_RECORDS TO USE_
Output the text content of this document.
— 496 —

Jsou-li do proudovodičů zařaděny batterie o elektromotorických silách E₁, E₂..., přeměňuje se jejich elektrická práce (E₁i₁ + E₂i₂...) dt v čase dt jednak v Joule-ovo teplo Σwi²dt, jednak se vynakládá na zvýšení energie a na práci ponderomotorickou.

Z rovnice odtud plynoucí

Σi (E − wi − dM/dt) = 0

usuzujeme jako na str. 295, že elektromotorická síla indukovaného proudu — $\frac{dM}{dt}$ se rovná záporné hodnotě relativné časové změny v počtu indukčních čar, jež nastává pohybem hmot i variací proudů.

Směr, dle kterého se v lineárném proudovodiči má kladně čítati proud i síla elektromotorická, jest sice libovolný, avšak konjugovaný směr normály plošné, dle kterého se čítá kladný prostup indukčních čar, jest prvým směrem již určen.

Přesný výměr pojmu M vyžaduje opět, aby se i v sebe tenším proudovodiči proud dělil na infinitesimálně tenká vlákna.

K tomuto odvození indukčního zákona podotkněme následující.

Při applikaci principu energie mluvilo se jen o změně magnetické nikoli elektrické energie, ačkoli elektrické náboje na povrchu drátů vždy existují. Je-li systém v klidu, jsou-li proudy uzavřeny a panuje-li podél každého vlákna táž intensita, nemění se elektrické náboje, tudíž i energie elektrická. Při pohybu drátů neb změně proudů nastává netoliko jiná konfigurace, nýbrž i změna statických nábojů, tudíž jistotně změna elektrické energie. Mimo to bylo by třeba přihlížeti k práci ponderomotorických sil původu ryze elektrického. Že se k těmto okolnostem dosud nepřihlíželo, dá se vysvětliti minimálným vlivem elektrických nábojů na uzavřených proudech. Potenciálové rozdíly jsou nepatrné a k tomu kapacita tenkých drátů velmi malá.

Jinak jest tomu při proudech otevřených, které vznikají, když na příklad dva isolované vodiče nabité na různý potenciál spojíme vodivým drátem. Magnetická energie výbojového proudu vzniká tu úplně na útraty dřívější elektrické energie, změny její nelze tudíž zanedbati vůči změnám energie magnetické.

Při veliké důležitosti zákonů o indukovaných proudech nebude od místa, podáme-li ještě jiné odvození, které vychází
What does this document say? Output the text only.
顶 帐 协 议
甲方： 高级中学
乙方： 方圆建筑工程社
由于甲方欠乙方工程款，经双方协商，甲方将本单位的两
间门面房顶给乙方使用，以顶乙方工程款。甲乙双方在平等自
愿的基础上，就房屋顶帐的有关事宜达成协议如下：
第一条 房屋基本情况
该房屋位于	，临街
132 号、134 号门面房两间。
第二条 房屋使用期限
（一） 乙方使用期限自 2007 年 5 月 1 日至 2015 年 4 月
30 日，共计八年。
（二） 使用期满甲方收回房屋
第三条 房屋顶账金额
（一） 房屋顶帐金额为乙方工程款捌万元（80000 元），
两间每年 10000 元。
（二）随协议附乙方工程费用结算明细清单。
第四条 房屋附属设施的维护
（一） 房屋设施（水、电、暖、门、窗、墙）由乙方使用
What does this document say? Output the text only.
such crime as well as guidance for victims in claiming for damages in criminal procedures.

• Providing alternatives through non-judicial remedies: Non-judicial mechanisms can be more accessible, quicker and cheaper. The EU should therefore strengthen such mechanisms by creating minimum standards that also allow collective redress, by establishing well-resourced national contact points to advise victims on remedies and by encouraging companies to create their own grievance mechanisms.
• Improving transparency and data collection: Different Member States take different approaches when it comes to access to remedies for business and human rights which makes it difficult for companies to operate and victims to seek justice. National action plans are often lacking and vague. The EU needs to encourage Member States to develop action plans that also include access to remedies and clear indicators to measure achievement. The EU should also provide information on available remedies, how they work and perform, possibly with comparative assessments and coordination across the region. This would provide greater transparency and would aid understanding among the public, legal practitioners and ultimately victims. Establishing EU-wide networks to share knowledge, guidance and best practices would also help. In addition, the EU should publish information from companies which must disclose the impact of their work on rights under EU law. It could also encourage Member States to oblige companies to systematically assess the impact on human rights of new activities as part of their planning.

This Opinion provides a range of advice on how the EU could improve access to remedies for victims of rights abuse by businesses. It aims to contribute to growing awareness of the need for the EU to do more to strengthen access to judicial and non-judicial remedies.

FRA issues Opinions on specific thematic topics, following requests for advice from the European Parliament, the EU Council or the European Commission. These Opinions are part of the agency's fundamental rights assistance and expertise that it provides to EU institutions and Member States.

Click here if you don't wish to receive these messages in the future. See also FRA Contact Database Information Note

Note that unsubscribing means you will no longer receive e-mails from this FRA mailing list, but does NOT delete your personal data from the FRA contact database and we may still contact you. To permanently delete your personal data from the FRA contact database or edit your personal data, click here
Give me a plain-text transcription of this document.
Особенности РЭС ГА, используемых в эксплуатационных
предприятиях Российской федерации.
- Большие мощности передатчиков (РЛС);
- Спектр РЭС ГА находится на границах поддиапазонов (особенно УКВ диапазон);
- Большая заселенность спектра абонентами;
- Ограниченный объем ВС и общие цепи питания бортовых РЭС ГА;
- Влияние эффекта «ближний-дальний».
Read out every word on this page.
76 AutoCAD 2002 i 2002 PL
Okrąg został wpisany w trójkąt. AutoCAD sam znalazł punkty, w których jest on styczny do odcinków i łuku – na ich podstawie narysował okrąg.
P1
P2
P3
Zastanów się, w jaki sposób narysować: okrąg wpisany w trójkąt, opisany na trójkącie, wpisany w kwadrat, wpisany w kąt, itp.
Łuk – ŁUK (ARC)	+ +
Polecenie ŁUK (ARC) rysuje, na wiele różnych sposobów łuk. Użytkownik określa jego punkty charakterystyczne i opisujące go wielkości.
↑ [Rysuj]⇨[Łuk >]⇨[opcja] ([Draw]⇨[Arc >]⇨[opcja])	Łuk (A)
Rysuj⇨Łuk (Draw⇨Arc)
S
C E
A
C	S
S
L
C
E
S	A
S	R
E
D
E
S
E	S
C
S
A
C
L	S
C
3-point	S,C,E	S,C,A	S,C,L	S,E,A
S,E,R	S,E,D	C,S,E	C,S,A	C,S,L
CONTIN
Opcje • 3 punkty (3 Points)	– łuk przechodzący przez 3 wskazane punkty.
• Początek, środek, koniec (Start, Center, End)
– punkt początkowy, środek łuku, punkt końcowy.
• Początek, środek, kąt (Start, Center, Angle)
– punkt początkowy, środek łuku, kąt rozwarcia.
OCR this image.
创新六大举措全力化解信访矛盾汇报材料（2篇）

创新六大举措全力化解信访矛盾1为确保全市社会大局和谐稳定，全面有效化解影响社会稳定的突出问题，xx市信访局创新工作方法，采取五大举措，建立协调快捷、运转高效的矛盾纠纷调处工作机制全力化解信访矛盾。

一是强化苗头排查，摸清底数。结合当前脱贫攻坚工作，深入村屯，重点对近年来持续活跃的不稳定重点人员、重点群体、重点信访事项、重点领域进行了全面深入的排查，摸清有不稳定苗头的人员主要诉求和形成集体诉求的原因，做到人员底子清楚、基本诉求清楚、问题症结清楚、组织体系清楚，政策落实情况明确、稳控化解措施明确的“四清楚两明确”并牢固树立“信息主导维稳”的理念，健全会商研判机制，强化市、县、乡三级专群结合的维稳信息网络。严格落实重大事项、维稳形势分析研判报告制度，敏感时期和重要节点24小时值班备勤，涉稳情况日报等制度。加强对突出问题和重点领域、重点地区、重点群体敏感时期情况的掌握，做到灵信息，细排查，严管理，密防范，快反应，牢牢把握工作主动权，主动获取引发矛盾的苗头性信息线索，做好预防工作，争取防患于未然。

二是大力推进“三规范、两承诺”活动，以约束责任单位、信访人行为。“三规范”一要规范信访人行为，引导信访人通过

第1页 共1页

_TASK PROMPT_
Each line with the string "síla" in it needs to be found and copied.

_TASK SOLUTION_
usuzujeme jako na str. 295, že elektromotorická síla indukovaného proudu — $\frac{dM}{dt}$ se rovná záporné hodnotě relativné časové změny v počtu indukčních čar, jež nastává pohybem hmot i variací proudů.
Směr, dle kterého se v lineárném proudovodiči má kladně čítati proud i síla elektromotorická, jest sice libovolný, avšak konjugovaný směr normály plošné, dle kterého se čítá kladný prostup indukčních čar, jest prvým směrem již určen.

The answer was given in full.